Dataset entries
——————

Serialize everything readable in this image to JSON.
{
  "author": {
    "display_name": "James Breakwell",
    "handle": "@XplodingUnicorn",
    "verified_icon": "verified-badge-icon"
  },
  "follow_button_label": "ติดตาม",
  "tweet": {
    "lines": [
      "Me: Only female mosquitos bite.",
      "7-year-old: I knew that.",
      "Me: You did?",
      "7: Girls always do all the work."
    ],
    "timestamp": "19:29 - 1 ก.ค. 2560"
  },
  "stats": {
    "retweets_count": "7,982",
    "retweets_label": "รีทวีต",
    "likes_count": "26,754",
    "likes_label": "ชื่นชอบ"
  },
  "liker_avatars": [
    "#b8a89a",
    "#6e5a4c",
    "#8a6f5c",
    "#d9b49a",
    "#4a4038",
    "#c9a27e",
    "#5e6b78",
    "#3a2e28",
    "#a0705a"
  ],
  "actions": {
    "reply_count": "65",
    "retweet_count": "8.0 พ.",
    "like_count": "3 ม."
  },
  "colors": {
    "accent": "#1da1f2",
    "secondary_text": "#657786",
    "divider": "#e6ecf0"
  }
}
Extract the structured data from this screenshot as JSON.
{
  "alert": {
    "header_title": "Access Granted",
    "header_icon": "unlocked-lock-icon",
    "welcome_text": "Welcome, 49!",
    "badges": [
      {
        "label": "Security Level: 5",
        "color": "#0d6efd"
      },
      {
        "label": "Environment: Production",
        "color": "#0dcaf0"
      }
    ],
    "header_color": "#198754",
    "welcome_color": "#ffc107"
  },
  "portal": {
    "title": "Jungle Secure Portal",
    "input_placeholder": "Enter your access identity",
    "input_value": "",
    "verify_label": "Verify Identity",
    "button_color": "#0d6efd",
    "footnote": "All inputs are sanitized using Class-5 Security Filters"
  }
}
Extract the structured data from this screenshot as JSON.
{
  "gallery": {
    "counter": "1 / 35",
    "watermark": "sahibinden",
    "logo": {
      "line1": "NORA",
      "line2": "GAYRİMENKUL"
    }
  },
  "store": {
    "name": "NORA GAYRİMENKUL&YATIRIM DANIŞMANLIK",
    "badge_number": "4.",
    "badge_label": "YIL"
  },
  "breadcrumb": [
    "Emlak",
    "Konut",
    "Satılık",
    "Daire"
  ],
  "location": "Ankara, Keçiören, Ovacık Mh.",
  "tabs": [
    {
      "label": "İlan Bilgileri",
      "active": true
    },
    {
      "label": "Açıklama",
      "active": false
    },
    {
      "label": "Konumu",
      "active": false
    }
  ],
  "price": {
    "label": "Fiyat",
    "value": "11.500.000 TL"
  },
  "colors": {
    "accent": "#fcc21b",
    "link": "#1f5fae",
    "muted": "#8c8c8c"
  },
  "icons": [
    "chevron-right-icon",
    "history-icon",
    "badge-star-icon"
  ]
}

——————

* [GOAL OF THE EXERCISE] Type out the entries again, word for word.

* [WORKED ANSWER]
Serialize everything readable in this image to JSON.
{
  "author": {
    "display_name": "James Breakwell",
    "handle": "@XplodingUnicorn",
    "verified_icon": "verified-badge-icon"
  },
  "follow_button_label": "ติดตาม",
  "tweet": {
    "lines": [
      "Me: Only female mosquitos bite.",
      "7-year-old: I knew that.",
      "Me: You did?",
      "7: Girls always do all the work."
    ],
    "timestamp": "19:29 - 1 ก.ค. 2560"
  },
  "stats": {
    "retweets_count": "7,982",
    "retweets_label": "รีทวีต",
    "likes_count": "26,754",
    "likes_label": "ชื่นชอบ"
  },
  "liker_avatars": [
    "#b8a89a",
    "#6e5a4c",
    "#8a6f5c",
    "#d9b49a",
    "#4a4038",
    "#c9a27e",
    "#5e6b78",
    "#3a2e28",
    "#a0705a"
  ],
  "actions": {
    "reply_count": "65",
    "retweet_count": "8.0 พ.",
    "like_count": "3 ม."
  },
  "colors": {
    "accent": "#1da1f2",
    "secondary_text": "#657786",
    "divider": "#e6ecf0"
  }
}
Extract the structured data from this screenshot as JSON.
{
  "alert": {
    "header_title": "Access Granted",
    "header_icon": "unlocked-lock-icon",
    "welcome_text": "Welcome, 49!",
    "badges": [
      {
        "label": "Security Level: 5",
        "color": "#0d6efd"
      },
      {
        "label": "Environment: Production",
        "color": "#0dcaf0"
      }
    ],
    "header_color": "#198754",
    "welcome_color": "#ffc107"
  },
  "portal": {
    "title": "Jungle Secure Portal",
    "input_placeholder": "Enter your access identity",
    "input_value": "",
    "verify_label": "Verify Identity",
    "button_color": "#0d6efd",
    "footnote": "All inputs are sanitized using Class-5 Security Filters"
  }
}
Extract the structured data from this screenshot as JSON.
{
  "gallery": {
    "counter": "1 / 35",
    "watermark": "sahibinden",
    "logo": {
      "line1": "NORA",
      "line2": "GAYRİMENKUL"
    }
  },
  "store": {
    "name": "NORA GAYRİMENKUL&YATIRIM DANIŞMANLIK",
    "badge_number": "4.",
    "badge_label": "YIL"
  },
  "breadcrumb": [
    "Emlak",
    "Konut",
    "Satılık",
    "Daire"
  ],
  "location": "Ankara, Keçiören, Ovacık Mh.",
  "tabs": [
    {
      "label": "İlan Bilgileri",
      "active": true
    },
    {
      "label": "Açıklama",
      "active": false
    },
    {
      "label": "Konumu",
      "active": false
    }
  ],
  "price": {
    "label": "Fiyat",
    "value": "11.500.000 TL"
  },
  "colors": {
    "accent": "#fcc21b",
    "link": "#1f5fae",
    "muted": "#8c8c8c"
  },
  "icons": [
    "chevron-right-icon",
    "history-icon",
    "badge-star-icon"
  ]
}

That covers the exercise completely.